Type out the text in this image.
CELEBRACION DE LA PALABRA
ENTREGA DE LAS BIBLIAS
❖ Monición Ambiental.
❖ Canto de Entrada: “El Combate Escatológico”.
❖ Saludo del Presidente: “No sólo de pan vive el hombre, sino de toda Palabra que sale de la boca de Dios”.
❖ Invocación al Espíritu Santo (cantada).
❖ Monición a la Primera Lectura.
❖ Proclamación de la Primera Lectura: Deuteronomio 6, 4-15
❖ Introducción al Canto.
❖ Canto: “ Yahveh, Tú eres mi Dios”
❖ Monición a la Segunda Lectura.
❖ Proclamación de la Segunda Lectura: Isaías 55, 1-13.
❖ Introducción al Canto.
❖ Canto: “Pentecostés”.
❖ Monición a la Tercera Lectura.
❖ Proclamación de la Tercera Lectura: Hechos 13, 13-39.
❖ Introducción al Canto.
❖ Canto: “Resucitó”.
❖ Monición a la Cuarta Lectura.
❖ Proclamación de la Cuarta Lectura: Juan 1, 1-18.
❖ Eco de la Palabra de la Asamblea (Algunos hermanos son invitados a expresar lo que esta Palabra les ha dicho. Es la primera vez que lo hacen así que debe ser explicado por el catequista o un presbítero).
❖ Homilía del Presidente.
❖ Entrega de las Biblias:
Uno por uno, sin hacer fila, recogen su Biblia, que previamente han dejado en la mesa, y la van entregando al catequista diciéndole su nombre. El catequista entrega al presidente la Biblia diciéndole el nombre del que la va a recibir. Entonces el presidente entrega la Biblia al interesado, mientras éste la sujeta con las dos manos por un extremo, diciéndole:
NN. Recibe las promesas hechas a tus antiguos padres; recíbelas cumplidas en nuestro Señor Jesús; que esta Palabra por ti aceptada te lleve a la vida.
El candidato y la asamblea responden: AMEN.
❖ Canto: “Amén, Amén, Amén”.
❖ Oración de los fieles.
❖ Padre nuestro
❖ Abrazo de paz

Task statement >> Output the listing above without altering a single character.

Result of this task >>
Type out the text in this image.
CELEBRACION DE LA PALABRA
ENTREGA DE LAS BIBLIAS
❖ Monición Ambiental.
❖ Canto de Entrada: “El Combate Escatológico”.
❖ Saludo del Presidente: “No sólo de pan vive el hombre, sino de toda Palabra que sale de la boca de Dios”.
❖ Invocación al Espíritu Santo (cantada).
❖ Monición a la Primera Lectura.
❖ Proclamación de la Primera Lectura: Deuteronomio 6, 4-15
❖ Introducción al Canto.
❖ Canto: “ Yahveh, Tú eres mi Dios”
❖ Monición a la Segunda Lectura.
❖ Proclamación de la Segunda Lectura: Isaías 55, 1-13.
❖ Introducción al Canto.
❖ Canto: “Pentecostés”.
❖ Monición a la Tercera Lectura.
❖ Proclamación de la Tercera Lectura: Hechos 13, 13-39.
❖ Introducción al Canto.
❖ Canto: “Resucitó”.
❖ Monición a la Cuarta Lectura.
❖ Proclamación de la Cuarta Lectura: Juan 1, 1-18.
❖ Eco de la Palabra de la Asamblea (Algunos hermanos son invitados a expresar lo que esta Palabra les ha dicho. Es la primera vez que lo hacen así que debe ser explicado por el catequista o un presbítero).
❖ Homilía del Presidente.
❖ Entrega de las Biblias:
Uno por uno, sin hacer fila, recogen su Biblia, que previamente han dejado en la mesa, y la van entregando al catequista diciéndole su nombre. El catequista entrega al presidente la Biblia diciéndole el nombre del que la va a recibir. Entonces el presidente entrega la Biblia al interesado, mientras éste la sujeta con las dos manos por un extremo, diciéndole:
NN. Recibe las promesas hechas a tus antiguos padres; recíbelas cumplidas en nuestro Señor Jesús; que esta Palabra por ti aceptada te lleve a la vida.
El candidato y la asamblea responden: AMEN.
❖ Canto: “Amén, Amén, Amén”.
❖ Oración de los fieles.
❖ Padre nuestro
❖ Abrazo de paz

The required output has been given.